Dataset content:
--
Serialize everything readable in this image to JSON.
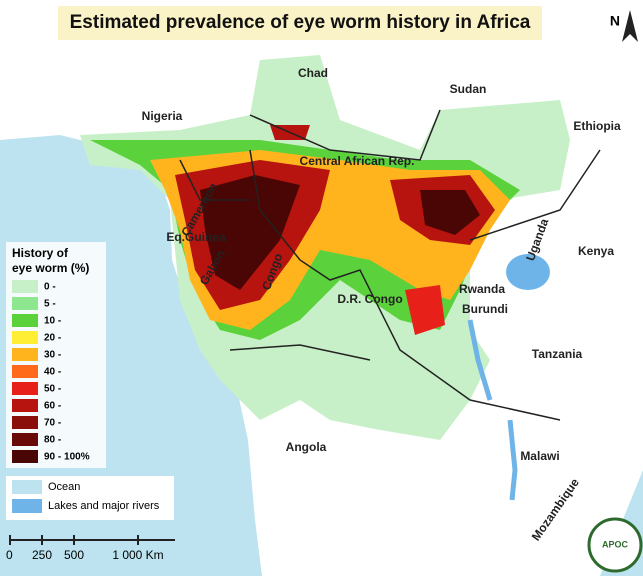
{
  "title": "Estimated prevalence of eye worm history in Africa",
  "countries": [
    "Chad",
    "Sudan",
    "Nigeria",
    "Ethiopia",
    "Central African Rep.",
    "Cameroon",
    "Eq.Guinea",
    "Gabon",
    "Congo",
    "D.R. Congo",
    "Uganda",
    "Kenya",
    "Rwanda",
    "Burundi",
    "Tanzania",
    "Angola",
    "Malawi",
    "Mozambique"
  ],
  "legend": {
    "title": [
      "History of",
      "eye worm (%)"
    ],
    "items": [
      {
        "label": "0 -",
        "color": "#c8f0c8"
      },
      {
        "label": "5 -",
        "color": "#8ee68e"
      },
      {
        "label": "10 -",
        "color": "#5bd23c"
      },
      {
        "label": "20 -",
        "color": "#ffee33"
      },
      {
        "label": "30 -",
        "color": "#ffb41e"
      },
      {
        "label": "40 -",
        "color": "#ff6a1a"
      },
      {
        "label": "50 -",
        "color": "#e8201a"
      },
      {
        "label": "60 -",
        "color": "#b8140f"
      },
      {
        "label": "70 -",
        "color": "#8a0f0a"
      },
      {
        "label": "80 -",
        "color": "#6a0a08"
      },
      {
        "label": "90 - 100%",
        "color": "#4a0604"
      }
    ]
  },
  "base_legend": [
    {
      "label": "Ocean",
      "color": "#bde3f0"
    },
    {
      "label": "Lakes and major rivers",
      "color": "#6fb4e8"
    }
  ],
  "scale": [
    "0",
    "250",
    "500",
    "1 000 Km"
  ],
  "north": "N",
  "logo": "APOC"
}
--
Leave the pictures out and print the records above exactly as they stand.

Task solution:
Serialize everything readable in this image to JSON.
{
  "title": "Estimated prevalence of eye worm history in Africa",
  "countries": [
    "Chad",
    "Sudan",
    "Nigeria",
    "Ethiopia",
    "Central African Rep.",
    "Cameroon",
    "Eq.Guinea",
    "Gabon",
    "Congo",
    "D.R. Congo",
    "Uganda",
    "Kenya",
    "Rwanda",
    "Burundi",
    "Tanzania",
    "Angola",
    "Malawi",
    "Mozambique"
  ],
  "legend": {
    "title": [
      "History of",
      "eye worm (%)"
    ],
    "items": [
      {
        "label": "0 -",
        "color": "#c8f0c8"
      },
      {
        "label": "5 -",
        "color": "#8ee68e"
      },
      {
        "label": "10 -",
        "color": "#5bd23c"
      },
      {
        "label": "20 -",
        "color": "#ffee33"
      },
      {
        "label": "30 -",
        "color": "#ffb41e"
      },
      {
        "label": "40 -",
        "color": "#ff6a1a"
      },
      {
        "label": "50 -",
        "color": "#e8201a"
      },
      {
        "label": "60 -",
        "color": "#b8140f"
      },
      {
        "label": "70 -",
        "color": "#8a0f0a"
      },
      {
        "label": "80 -",
        "color": "#6a0a08"
      },
      {
        "label": "90 - 100%",
        "color": "#4a0604"
      }
    ]
  },
  "base_legend": [
    {
      "label": "Ocean",
      "color": "#bde3f0"
    },
    {
      "label": "Lakes and major rivers",
      "color": "#6fb4e8"
    }
  ],
  "scale": [
    "0",
    "250",
    "500",
    "1 000 Km"
  ],
  "north": "N",
  "logo": "APOC"
}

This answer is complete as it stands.